──────── DATASET ENTRIES
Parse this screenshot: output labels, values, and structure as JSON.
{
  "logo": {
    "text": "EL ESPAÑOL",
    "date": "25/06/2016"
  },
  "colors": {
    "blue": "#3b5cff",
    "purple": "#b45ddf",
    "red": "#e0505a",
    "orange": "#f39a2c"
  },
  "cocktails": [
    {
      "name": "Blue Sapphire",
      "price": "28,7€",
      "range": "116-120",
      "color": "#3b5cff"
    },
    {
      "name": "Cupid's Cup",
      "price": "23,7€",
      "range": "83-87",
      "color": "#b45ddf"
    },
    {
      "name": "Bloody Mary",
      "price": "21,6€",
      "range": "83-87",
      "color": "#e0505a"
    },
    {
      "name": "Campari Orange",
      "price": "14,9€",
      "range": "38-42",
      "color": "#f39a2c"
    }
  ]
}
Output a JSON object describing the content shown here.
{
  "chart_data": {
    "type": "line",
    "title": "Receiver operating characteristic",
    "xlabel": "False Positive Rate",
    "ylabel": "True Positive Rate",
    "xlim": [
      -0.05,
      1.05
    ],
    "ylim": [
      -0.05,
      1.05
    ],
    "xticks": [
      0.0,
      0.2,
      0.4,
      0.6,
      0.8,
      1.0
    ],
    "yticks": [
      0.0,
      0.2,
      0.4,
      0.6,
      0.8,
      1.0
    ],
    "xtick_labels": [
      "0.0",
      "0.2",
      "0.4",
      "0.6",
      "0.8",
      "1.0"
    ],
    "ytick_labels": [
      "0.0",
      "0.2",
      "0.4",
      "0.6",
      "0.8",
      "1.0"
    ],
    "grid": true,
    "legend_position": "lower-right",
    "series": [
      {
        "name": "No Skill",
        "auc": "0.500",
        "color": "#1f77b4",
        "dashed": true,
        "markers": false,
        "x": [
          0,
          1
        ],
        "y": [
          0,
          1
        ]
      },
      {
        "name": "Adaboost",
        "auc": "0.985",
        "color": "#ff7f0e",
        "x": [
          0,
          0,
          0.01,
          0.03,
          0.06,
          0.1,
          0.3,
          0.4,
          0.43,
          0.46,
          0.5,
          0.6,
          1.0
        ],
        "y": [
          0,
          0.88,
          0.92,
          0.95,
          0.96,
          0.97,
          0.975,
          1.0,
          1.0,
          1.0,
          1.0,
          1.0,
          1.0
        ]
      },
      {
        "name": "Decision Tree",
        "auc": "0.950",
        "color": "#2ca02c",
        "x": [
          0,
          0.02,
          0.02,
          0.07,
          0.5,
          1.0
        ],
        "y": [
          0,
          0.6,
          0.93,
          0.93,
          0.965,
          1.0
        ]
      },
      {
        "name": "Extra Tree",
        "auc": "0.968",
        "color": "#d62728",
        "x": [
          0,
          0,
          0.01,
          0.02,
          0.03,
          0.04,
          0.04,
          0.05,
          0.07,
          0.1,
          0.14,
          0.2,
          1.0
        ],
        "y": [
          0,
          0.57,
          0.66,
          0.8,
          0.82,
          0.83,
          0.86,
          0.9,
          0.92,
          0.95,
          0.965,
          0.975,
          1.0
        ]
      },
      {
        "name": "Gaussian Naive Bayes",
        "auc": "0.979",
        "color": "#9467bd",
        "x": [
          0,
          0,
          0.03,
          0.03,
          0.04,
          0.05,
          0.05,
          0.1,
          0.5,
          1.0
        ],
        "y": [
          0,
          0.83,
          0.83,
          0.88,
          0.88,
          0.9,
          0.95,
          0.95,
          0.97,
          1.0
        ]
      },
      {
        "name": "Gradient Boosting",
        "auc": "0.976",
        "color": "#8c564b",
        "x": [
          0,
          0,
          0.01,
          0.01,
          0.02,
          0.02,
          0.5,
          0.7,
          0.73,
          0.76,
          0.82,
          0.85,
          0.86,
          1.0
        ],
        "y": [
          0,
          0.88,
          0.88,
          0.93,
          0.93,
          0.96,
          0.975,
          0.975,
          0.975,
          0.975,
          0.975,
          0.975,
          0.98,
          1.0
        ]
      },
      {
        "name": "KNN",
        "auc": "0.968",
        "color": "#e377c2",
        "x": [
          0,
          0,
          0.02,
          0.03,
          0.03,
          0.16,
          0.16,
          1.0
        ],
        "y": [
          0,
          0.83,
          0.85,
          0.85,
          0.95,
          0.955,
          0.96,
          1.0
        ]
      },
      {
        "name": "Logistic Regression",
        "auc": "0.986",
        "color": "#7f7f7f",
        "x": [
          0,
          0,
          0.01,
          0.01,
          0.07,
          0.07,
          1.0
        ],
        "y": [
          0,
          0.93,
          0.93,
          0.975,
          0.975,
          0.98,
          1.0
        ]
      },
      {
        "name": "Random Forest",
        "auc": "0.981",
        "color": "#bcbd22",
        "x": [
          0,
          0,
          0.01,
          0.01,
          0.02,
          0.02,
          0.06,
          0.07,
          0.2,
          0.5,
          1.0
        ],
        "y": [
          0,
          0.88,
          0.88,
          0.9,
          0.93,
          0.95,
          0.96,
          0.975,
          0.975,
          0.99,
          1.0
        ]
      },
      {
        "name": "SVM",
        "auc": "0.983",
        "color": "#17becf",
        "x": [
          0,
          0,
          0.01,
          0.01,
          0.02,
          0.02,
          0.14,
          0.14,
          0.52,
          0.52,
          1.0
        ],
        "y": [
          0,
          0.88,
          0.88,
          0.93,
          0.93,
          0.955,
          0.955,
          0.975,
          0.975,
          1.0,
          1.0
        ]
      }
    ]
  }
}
────────────────
Go through the records and print each one exactly.

▸ **ANSWER TO THE PROBLEM**
Parse this screenshot: output labels, values, and structure as JSON.
{
  "logo": {
    "text": "EL ESPAÑOL",
    "date": "25/06/2016"
  },
  "colors": {
    "blue": "#3b5cff",
    "purple": "#b45ddf",
    "red": "#e0505a",
    "orange": "#f39a2c"
  },
  "cocktails": [
    {
      "name": "Blue Sapphire",
      "price": "28,7€",
      "range": "116-120",
      "color": "#3b5cff"
    },
    {
      "name": "Cupid's Cup",
      "price": "23,7€",
      "range": "83-87",
      "color": "#b45ddf"
    },
    {
      "name": "Bloody Mary",
      "price": "21,6€",
      "range": "83-87",
      "color": "#e0505a"
    },
    {
      "name": "Campari Orange",
      "price": "14,9€",
      "range": "38-42",
      "color": "#f39a2c"
    }
  ]
}
Output a JSON object describing the content shown here.
{
  "chart_data": {
    "type": "line",
    "title": "Receiver operating characteristic",
    "xlabel": "False Positive Rate",
    "ylabel": "True Positive Rate",
    "xlim": [
      -0.05,
      1.05
    ],
    "ylim": [
      -0.05,
      1.05
    ],
    "xticks": [
      0.0,
      0.2,
      0.4,
      0.6,
      0.8,
      1.0
    ],
    "yticks": [
      0.0,
      0.2,
      0.4,
      0.6,
      0.8,
      1.0
    ],
    "xtick_labels": [
      "0.0",
      "0.2",
      "0.4",
      "0.6",
      "0.8",
      "1.0"
    ],
    "ytick_labels": [
      "0.0",
      "0.2",
      "0.4",
      "0.6",
      "0.8",
      "1.0"
    ],
    "grid": true,
    "legend_position": "lower-right",
    "series": [
      {
        "name": "No Skill",
        "auc": "0.500",
        "color": "#1f77b4",
        "dashed": true,
        "markers": false,
        "x": [
          0,
          1
        ],
        "y": [
          0,
          1
        ]
      },
      {
        "name": "Adaboost",
        "auc": "0.985",
        "color": "#ff7f0e",
        "x": [
          0,
          0,
          0.01,
          0.03,
          0.06,
          0.1,
          0.3,
          0.4,
          0.43,
          0.46,
          0.5,
          0.6,
          1.0
        ],
        "y": [
          0,
          0.88,
          0.92,
          0.95,
          0.96,
          0.97,
          0.975,
          1.0,
          1.0,
          1.0,
          1.0,
          1.0,
          1.0
        ]
      },
      {
        "name": "Decision Tree",
        "auc": "0.950",
        "color": "#2ca02c",
        "x": [
          0,
          0.02,
          0.02,
          0.07,
          0.5,
          1.0
        ],
        "y": [
          0,
          0.6,
          0.93,
          0.93,
          0.965,
          1.0
        ]
      },
      {
        "name": "Extra Tree",
        "auc": "0.968",
        "color": "#d62728",
        "x": [
          0,
          0,
          0.01,
          0.02,
          0.03,
          0.04,
          0.04,
          0.05,
          0.07,
          0.1,
          0.14,
          0.2,
          1.0
        ],
        "y": [
          0,
          0.57,
          0.66,
          0.8,
          0.82,
          0.83,
          0.86,
          0.9,
          0.92,
          0.95,
          0.965,
          0.975,
          1.0
        ]
      },
      {
        "name": "Gaussian Naive Bayes",
        "auc": "0.979",
        "color": "#9467bd",
        "x": [
          0,
          0,
          0.03,
          0.03,
          0.04,
          0.05,
          0.05,
          0.1,
          0.5,
          1.0
        ],
        "y": [
          0,
          0.83,
          0.83,
          0.88,
          0.88,
          0.9,
          0.95,
          0.95,
          0.97,
          1.0
        ]
      },
      {
        "name": "Gradient Boosting",
        "auc": "0.976",
        "color": "#8c564b",
        "x": [
          0,
          0,
          0.01,
          0.01,
          0.02,
          0.02,
          0.5,
          0.7,
          0.73,
          0.76,
          0.82,
          0.85,
          0.86,
          1.0
        ],
        "y": [
          0,
          0.88,
          0.88,
          0.93,
          0.93,
          0.96,
          0.975,
          0.975,
          0.975,
          0.975,
          0.975,
          0.975,
          0.98,
          1.0
        ]
      },
      {
        "name": "KNN",
        "auc": "0.968",
        "color": "#e377c2",
        "x": [
          0,
          0,
          0.02,
          0.03,
          0.03,
          0.16,
          0.16,
          1.0
        ],
        "y": [
          0,
          0.83,
          0.85,
          0.85,
          0.95,
          0.955,
          0.96,
          1.0
        ]
      },
      {
        "name": "Logistic Regression",
        "auc": "0.986",
        "color": "#7f7f7f",
        "x": [
          0,
          0,
          0.01,
          0.01,
          0.07,
          0.07,
          1.0
        ],
        "y": [
          0,
          0.93,
          0.93,
          0.975,
          0.975,
          0.98,
          1.0
        ]
      },
      {
        "name": "Random Forest",
        "auc": "0.981",
        "color": "#bcbd22",
        "x": [
          0,
          0,
          0.01,
          0.01,
          0.02,
          0.02,
          0.06,
          0.07,
          0.2,
          0.5,
          1.0
        ],
        "y": [
          0,
          0.88,
          0.88,
          0.9,
          0.93,
          0.95,
          0.96,
          0.975,
          0.975,
          0.99,
          1.0
        ]
      },
      {
        "name": "SVM",
        "auc": "0.983",
        "color": "#17becf",
        "x": [
          0,
          0,
          0.01,
          0.01,
          0.02,
          0.02,
          0.14,
          0.14,
          0.52,
          0.52,
          1.0
        ],
        "y": [
          0,
          0.88,
          0.88,
          0.93,
          0.93,
          0.955,
          0.955,
          0.975,
          0.975,
          1.0,
          1.0
        ]
      }
    ]
  }
}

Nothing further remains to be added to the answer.